Exercise
Copy all lines below containing "this".

-- begin Materials provided --

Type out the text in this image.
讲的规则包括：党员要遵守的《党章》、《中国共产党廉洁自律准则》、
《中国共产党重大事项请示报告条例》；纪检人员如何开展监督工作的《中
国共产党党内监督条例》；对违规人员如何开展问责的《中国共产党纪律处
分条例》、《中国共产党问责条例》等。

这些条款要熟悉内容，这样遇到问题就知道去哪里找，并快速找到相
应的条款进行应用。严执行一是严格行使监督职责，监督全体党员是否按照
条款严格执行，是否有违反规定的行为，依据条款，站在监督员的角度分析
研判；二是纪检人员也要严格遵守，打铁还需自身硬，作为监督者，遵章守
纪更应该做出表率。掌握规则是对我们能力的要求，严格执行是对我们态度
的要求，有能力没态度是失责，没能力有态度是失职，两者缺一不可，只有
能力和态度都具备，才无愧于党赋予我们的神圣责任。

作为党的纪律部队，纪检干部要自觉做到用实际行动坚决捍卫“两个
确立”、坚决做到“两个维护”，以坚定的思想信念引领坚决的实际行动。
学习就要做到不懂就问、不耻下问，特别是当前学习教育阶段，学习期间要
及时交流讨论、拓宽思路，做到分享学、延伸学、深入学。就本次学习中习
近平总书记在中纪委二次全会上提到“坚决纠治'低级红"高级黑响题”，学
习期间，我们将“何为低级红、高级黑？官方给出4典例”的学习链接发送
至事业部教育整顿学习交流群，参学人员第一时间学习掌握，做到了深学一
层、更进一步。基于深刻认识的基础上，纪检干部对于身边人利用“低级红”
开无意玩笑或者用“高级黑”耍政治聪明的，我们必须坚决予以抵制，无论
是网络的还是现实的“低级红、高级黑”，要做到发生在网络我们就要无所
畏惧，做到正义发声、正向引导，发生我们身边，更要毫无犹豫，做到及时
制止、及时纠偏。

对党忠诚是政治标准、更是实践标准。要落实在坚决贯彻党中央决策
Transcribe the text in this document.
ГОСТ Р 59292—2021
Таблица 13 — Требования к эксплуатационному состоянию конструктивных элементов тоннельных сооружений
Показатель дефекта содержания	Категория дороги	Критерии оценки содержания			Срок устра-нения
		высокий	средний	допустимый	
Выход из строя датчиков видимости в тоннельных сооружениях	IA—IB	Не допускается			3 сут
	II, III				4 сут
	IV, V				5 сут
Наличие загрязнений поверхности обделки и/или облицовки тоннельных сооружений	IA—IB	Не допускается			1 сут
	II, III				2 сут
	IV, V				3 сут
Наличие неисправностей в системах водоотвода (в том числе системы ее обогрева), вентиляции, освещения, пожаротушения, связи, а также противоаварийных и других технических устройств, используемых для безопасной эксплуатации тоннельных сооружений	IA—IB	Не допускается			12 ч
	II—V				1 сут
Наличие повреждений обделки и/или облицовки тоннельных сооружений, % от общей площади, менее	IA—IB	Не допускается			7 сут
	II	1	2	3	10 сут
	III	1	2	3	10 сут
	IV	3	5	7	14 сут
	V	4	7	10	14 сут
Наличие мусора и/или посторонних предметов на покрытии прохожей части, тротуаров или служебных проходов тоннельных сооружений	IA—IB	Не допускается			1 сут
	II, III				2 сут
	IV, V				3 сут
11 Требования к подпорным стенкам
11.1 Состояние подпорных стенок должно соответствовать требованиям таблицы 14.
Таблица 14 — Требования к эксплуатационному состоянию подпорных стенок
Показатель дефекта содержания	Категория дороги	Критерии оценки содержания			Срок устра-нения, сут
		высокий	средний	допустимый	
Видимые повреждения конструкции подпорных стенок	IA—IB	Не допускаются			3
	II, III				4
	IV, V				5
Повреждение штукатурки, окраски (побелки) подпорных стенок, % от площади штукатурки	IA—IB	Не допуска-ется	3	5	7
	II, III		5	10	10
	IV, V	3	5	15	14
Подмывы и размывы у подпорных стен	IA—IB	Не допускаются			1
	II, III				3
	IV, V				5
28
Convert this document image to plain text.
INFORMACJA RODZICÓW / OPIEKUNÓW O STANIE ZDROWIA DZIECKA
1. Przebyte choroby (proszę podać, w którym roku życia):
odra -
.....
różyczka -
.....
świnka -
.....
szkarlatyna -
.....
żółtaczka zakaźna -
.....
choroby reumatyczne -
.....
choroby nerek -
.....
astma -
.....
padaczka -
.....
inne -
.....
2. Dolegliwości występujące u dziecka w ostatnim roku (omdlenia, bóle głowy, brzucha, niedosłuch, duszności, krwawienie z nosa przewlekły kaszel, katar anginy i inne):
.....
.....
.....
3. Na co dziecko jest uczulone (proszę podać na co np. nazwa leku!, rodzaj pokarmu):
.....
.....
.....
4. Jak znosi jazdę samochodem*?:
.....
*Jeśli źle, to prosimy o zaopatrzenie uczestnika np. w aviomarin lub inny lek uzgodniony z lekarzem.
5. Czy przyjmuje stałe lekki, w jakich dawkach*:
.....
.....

-- end Materials provided --

Answer to the exercise
Type out the text in this image.
Transcribe the text in this document.
Convert this document image to plain text.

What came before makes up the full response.